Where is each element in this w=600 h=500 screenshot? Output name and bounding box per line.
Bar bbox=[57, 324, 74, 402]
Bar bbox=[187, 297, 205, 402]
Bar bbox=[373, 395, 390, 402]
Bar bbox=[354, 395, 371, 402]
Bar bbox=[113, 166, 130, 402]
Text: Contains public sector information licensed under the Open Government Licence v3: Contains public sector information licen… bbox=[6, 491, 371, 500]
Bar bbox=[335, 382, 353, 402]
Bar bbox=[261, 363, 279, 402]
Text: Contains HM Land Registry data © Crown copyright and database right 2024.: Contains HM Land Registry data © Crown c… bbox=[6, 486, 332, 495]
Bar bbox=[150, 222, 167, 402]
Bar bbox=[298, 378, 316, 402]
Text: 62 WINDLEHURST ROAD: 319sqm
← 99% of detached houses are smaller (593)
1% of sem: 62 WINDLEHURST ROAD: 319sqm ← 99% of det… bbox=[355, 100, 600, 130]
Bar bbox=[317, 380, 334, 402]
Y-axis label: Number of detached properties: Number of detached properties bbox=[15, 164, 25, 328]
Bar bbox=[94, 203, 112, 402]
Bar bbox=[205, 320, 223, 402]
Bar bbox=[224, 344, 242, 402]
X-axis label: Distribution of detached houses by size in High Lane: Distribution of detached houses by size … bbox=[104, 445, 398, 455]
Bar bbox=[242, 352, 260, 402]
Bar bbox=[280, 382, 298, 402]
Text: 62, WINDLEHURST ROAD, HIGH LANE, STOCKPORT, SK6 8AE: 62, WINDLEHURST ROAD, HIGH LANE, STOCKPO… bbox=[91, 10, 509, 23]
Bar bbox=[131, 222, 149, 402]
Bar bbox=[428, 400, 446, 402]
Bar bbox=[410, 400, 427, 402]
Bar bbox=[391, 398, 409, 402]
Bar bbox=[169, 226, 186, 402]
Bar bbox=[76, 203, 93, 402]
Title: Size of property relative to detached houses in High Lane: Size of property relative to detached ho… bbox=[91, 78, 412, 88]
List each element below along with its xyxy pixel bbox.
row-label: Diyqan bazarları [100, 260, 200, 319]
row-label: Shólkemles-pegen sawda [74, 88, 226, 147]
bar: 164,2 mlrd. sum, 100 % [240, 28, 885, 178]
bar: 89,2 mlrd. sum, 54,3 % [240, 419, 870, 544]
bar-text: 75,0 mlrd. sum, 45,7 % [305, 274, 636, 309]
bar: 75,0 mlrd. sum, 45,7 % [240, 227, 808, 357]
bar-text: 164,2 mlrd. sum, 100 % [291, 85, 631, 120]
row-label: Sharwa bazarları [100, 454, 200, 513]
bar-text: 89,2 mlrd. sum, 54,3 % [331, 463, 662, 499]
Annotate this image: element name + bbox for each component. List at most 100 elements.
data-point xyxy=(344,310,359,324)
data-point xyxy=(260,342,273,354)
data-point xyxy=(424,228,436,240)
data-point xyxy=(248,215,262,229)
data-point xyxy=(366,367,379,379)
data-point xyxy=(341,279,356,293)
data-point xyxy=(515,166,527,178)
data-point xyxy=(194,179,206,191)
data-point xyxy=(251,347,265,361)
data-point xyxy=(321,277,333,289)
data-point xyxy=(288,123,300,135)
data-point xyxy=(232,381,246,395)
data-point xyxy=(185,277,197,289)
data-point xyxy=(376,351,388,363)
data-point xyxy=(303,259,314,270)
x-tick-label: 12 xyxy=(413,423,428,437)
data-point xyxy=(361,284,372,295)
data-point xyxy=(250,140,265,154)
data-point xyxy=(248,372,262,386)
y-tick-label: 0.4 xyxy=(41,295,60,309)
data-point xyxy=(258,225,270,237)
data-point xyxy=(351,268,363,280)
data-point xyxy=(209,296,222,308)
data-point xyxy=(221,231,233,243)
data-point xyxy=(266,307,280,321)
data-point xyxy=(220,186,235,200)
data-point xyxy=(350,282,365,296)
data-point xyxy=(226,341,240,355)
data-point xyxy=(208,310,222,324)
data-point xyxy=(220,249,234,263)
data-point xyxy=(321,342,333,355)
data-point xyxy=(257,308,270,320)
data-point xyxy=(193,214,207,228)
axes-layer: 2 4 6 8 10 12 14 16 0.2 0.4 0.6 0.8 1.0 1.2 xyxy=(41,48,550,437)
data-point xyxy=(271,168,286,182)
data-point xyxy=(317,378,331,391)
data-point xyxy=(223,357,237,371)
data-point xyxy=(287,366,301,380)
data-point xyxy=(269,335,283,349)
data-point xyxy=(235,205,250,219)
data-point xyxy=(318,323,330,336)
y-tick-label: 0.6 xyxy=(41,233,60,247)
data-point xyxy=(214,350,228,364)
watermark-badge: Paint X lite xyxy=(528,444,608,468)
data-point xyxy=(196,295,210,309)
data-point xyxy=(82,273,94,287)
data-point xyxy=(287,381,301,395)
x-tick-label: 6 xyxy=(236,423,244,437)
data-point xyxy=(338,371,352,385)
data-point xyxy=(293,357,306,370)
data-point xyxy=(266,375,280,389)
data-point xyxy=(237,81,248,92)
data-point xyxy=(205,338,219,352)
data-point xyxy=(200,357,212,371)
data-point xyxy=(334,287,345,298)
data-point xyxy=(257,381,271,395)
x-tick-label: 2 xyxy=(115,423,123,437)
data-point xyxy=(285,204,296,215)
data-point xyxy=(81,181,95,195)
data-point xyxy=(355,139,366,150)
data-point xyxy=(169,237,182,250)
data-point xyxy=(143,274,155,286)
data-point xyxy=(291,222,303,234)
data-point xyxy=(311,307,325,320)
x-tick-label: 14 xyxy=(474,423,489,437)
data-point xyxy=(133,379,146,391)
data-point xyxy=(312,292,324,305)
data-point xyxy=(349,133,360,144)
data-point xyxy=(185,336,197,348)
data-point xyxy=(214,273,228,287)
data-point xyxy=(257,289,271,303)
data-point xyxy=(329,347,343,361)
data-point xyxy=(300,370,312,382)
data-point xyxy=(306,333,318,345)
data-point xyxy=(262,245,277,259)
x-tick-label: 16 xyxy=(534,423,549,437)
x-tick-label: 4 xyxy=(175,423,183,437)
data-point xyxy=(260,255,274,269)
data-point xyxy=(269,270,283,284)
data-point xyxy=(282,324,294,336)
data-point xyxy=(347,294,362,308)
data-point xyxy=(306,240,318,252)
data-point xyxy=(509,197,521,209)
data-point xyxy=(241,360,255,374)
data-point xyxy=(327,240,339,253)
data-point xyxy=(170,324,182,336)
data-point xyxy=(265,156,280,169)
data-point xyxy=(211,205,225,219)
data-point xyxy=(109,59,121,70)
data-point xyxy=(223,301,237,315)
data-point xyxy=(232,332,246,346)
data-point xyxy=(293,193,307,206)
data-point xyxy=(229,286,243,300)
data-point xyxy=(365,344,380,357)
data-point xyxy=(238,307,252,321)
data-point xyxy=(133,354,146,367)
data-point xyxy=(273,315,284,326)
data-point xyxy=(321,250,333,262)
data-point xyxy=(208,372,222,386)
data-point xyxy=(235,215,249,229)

#### GOAL:
Return every line of the data above that contains the string "bazarları".

#### FULL RESPONSE:
row-label: Diyqan bazarları [100, 260, 200, 319]
row-label: Sharwa bazarları [100, 454, 200, 513]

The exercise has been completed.